▶ Task to complete: List each line holding the string "OPIS".

▶ Provided information:
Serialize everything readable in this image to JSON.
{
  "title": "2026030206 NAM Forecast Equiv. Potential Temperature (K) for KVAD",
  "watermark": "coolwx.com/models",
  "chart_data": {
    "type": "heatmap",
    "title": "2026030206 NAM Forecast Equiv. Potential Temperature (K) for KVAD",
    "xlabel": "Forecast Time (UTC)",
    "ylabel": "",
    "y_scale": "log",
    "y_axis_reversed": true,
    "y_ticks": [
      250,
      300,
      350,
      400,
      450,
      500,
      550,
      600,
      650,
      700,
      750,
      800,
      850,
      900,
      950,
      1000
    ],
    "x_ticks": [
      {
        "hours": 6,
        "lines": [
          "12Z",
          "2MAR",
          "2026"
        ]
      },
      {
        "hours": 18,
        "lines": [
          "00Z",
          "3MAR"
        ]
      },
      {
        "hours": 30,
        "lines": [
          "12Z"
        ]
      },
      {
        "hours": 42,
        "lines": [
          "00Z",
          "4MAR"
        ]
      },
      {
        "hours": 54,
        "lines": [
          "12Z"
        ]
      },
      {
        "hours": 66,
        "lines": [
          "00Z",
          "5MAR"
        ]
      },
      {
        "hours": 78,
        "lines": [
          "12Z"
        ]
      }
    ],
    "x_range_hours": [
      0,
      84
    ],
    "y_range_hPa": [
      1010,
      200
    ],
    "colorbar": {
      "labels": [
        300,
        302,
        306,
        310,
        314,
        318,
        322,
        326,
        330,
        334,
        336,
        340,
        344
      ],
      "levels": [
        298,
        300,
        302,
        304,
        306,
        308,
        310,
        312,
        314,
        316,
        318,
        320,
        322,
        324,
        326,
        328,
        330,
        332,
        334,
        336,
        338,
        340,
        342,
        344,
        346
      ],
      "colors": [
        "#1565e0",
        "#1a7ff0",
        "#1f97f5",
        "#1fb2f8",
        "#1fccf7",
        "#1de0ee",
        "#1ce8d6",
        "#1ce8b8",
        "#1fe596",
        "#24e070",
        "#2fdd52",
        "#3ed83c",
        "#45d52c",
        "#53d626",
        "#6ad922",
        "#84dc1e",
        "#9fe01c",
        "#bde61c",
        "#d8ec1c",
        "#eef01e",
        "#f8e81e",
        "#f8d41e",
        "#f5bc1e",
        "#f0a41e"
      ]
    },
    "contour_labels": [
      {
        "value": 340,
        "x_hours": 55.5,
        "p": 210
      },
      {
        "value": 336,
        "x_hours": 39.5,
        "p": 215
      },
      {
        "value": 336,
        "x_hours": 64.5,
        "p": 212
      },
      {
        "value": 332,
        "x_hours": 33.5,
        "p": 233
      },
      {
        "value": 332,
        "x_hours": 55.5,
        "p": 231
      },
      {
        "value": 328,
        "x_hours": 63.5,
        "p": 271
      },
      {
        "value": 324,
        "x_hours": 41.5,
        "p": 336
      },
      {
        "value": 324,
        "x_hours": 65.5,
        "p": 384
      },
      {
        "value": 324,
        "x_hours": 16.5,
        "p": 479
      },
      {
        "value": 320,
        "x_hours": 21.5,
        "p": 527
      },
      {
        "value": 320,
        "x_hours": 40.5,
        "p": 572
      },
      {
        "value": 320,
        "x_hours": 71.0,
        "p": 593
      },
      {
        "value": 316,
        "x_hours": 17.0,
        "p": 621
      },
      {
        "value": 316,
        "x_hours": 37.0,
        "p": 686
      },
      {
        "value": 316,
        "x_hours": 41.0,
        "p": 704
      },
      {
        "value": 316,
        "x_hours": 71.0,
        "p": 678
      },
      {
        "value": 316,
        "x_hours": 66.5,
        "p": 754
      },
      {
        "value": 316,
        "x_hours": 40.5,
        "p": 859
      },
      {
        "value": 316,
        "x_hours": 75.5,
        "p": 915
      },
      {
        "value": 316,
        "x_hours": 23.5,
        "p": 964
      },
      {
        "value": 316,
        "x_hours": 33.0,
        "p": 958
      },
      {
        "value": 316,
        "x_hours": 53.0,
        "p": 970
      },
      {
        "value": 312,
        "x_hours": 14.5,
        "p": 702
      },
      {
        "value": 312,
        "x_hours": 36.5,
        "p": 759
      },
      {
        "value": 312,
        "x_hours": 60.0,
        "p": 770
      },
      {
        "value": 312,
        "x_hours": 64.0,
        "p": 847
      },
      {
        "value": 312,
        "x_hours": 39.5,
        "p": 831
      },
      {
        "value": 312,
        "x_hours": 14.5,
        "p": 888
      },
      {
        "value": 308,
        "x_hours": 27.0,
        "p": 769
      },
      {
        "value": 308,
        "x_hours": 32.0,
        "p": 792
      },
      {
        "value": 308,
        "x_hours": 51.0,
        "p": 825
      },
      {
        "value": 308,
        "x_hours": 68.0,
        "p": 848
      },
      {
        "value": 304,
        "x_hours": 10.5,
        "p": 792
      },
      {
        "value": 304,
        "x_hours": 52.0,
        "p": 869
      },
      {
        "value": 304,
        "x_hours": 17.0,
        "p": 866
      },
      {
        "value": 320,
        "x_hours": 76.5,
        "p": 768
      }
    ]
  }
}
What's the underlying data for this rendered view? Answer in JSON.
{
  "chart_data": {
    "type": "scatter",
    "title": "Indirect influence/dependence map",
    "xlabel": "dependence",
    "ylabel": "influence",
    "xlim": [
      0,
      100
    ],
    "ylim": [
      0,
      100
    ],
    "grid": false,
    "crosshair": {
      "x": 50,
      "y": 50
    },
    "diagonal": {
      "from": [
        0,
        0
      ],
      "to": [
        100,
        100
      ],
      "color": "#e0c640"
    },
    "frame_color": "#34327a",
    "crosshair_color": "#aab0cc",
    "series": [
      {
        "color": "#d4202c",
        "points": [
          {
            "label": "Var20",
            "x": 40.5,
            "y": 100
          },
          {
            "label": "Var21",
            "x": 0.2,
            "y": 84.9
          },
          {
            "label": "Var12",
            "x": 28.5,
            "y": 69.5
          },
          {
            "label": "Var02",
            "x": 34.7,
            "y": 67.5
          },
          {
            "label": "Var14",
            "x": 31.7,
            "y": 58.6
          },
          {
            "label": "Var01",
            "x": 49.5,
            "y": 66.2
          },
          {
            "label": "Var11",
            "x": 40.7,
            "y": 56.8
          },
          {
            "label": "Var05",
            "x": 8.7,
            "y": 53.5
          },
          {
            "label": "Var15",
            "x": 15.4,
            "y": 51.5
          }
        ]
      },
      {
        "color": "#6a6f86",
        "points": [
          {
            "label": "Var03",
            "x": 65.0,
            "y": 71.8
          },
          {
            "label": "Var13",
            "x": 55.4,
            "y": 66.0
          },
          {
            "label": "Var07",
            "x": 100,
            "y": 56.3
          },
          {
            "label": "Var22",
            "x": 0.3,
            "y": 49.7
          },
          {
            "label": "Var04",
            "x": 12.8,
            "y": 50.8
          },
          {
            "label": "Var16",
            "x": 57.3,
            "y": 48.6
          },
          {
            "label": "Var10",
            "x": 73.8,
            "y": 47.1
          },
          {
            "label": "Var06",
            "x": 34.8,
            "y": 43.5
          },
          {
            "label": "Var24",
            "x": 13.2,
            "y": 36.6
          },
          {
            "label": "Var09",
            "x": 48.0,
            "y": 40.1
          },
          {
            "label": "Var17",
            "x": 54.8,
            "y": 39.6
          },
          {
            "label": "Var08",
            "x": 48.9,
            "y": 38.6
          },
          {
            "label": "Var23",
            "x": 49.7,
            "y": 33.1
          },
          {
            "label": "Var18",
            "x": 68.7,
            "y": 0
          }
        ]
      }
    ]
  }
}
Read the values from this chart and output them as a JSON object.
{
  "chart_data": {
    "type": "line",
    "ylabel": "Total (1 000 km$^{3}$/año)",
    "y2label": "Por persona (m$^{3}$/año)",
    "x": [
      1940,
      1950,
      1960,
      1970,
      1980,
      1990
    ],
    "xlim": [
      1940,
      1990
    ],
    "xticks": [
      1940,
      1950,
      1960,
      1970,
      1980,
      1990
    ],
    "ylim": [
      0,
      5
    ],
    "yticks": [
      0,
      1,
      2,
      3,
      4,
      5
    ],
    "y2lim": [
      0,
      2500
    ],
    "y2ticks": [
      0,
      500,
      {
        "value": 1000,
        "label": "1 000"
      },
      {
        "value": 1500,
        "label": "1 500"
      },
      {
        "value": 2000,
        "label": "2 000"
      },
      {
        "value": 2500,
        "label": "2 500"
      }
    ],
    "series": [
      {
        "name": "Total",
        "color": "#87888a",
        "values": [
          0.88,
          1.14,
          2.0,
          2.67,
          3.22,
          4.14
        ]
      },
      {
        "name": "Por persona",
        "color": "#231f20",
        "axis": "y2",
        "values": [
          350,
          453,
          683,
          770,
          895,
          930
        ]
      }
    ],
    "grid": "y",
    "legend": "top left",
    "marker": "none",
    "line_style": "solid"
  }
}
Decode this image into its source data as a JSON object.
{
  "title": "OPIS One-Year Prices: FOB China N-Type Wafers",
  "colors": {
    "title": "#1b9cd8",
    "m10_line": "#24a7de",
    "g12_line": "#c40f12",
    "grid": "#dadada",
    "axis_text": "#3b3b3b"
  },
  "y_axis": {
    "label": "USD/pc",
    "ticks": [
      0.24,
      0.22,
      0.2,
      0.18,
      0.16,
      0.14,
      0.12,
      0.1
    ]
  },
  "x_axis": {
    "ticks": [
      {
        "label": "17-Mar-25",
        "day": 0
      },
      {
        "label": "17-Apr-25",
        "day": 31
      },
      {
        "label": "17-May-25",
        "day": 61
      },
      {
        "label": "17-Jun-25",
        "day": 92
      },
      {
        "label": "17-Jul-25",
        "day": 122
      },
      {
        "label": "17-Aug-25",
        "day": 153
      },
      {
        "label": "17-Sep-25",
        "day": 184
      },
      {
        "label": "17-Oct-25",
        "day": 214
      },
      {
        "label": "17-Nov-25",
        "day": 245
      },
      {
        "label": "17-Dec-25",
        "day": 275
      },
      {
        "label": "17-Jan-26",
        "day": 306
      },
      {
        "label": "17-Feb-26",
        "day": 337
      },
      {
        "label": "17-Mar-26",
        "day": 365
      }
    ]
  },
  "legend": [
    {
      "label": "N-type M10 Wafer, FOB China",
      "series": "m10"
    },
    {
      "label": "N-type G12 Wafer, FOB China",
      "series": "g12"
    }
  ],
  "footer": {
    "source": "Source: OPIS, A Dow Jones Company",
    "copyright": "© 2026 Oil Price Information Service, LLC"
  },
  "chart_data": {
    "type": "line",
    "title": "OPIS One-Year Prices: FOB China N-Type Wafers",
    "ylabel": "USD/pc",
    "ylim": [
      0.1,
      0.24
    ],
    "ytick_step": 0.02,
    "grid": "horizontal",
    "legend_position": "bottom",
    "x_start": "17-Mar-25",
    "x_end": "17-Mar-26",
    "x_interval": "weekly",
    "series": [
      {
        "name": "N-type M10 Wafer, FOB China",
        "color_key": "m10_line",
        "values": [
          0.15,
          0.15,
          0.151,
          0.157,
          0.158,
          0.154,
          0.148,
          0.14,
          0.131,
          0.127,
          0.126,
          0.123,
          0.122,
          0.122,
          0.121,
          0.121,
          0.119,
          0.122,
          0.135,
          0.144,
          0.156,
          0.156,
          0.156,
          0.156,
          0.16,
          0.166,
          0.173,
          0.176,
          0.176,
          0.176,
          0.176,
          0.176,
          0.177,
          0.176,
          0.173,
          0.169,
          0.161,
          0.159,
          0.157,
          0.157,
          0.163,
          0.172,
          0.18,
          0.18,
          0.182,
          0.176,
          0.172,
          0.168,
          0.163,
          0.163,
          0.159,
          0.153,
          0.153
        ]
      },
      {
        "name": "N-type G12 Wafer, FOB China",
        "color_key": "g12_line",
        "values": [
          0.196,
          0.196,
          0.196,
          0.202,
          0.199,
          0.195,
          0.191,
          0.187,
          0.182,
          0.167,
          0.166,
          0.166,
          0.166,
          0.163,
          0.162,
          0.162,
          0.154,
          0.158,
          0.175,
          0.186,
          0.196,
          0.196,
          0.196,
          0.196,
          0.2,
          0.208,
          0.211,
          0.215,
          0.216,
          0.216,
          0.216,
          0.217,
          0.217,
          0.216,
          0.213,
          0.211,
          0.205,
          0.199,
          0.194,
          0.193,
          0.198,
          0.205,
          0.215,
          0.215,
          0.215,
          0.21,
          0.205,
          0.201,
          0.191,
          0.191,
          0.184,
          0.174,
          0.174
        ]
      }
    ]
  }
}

▶ Answer to the problem:
  "title": "OPIS One-Year Prices: FOB China N-Type Wafers",
    "source": "Source: OPIS, A Dow Jones Company",
    "title": "OPIS One-Year Prices: FOB China N-Type Wafers",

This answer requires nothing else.